* Exercise objective *
Each line in the records below that has the word "Like" should be copied.

Data excerpts Block Start

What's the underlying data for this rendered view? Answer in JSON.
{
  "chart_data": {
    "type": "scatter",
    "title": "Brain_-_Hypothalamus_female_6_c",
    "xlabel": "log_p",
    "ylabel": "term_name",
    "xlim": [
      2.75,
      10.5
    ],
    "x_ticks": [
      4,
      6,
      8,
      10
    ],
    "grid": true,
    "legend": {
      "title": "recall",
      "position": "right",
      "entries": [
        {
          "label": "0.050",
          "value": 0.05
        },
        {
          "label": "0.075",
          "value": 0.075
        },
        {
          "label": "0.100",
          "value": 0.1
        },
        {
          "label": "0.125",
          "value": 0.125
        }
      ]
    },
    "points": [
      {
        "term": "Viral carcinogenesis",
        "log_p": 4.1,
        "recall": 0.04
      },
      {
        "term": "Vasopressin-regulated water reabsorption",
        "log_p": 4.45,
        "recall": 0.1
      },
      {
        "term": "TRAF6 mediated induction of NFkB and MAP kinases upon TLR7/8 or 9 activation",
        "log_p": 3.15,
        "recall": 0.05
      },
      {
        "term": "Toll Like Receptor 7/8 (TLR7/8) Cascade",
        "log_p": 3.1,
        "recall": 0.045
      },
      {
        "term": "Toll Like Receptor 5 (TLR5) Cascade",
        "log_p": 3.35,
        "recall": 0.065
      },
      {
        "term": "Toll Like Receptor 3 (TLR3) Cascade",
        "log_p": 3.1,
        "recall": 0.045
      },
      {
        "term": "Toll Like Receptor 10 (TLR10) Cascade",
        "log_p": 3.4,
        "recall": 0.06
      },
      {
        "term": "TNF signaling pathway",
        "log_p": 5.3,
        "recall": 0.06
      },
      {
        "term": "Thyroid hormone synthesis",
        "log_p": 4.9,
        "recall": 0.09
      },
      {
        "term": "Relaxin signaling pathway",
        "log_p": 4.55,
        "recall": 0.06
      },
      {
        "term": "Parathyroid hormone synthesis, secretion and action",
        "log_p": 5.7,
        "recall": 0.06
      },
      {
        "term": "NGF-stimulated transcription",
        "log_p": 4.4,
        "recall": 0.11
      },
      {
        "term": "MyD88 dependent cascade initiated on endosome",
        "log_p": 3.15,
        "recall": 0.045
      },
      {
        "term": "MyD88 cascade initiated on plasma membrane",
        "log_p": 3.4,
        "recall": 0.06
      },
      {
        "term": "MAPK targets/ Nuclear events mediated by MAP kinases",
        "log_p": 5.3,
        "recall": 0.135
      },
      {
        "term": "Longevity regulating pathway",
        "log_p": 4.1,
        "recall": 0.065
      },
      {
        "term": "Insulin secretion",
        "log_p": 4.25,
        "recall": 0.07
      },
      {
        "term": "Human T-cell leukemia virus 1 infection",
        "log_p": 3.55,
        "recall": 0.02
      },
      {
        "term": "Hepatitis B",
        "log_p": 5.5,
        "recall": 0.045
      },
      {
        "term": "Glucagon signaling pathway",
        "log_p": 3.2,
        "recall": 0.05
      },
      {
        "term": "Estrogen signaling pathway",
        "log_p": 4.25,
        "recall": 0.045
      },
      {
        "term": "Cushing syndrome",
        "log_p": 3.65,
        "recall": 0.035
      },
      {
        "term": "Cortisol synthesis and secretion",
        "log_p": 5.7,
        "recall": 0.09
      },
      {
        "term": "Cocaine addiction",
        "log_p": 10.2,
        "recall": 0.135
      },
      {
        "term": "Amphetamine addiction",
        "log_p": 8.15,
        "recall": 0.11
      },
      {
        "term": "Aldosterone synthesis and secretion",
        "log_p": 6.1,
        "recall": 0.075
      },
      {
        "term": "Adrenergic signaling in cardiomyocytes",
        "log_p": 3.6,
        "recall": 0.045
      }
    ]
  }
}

Data excerpts Block End
Data excerpts Block Start

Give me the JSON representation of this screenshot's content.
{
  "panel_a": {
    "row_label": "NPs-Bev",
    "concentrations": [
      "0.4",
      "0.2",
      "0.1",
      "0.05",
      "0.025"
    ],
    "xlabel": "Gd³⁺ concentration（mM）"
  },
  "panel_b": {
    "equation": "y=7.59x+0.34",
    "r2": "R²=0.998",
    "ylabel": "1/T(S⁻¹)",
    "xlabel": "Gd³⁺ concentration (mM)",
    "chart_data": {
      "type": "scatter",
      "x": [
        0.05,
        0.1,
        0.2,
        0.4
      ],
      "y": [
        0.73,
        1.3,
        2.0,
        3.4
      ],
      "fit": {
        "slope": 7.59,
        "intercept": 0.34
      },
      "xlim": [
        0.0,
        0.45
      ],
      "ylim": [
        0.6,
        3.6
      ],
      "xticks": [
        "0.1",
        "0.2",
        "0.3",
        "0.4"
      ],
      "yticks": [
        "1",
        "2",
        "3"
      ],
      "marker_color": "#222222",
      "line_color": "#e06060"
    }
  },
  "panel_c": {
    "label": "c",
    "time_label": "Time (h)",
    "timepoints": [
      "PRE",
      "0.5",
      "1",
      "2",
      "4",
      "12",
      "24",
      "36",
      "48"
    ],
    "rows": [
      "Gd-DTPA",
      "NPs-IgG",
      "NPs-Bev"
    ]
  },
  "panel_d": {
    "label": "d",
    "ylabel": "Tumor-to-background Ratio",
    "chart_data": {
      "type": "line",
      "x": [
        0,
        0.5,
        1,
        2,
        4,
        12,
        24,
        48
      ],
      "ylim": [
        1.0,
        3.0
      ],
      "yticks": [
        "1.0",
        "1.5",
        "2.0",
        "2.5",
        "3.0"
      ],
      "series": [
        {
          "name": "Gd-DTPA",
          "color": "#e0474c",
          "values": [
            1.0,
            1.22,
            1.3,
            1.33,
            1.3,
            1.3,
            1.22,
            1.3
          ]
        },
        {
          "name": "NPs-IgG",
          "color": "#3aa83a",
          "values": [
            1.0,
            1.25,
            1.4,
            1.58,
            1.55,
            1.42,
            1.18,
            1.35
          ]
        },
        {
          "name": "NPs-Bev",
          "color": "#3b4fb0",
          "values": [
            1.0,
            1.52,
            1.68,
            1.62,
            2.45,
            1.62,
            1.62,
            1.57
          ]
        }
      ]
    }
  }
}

Data excerpts Block End

* Output of the exercise *
        "term": "Toll Like Receptor 7/8 (TLR7/8) Cascade",
        "term": "Toll Like Receptor 5 (TLR5) Cascade",
        "term": "Toll Like Receptor 3 (TLR3) Cascade",
        "term": "Toll Like Receptor 10 (TLR10) Cascade",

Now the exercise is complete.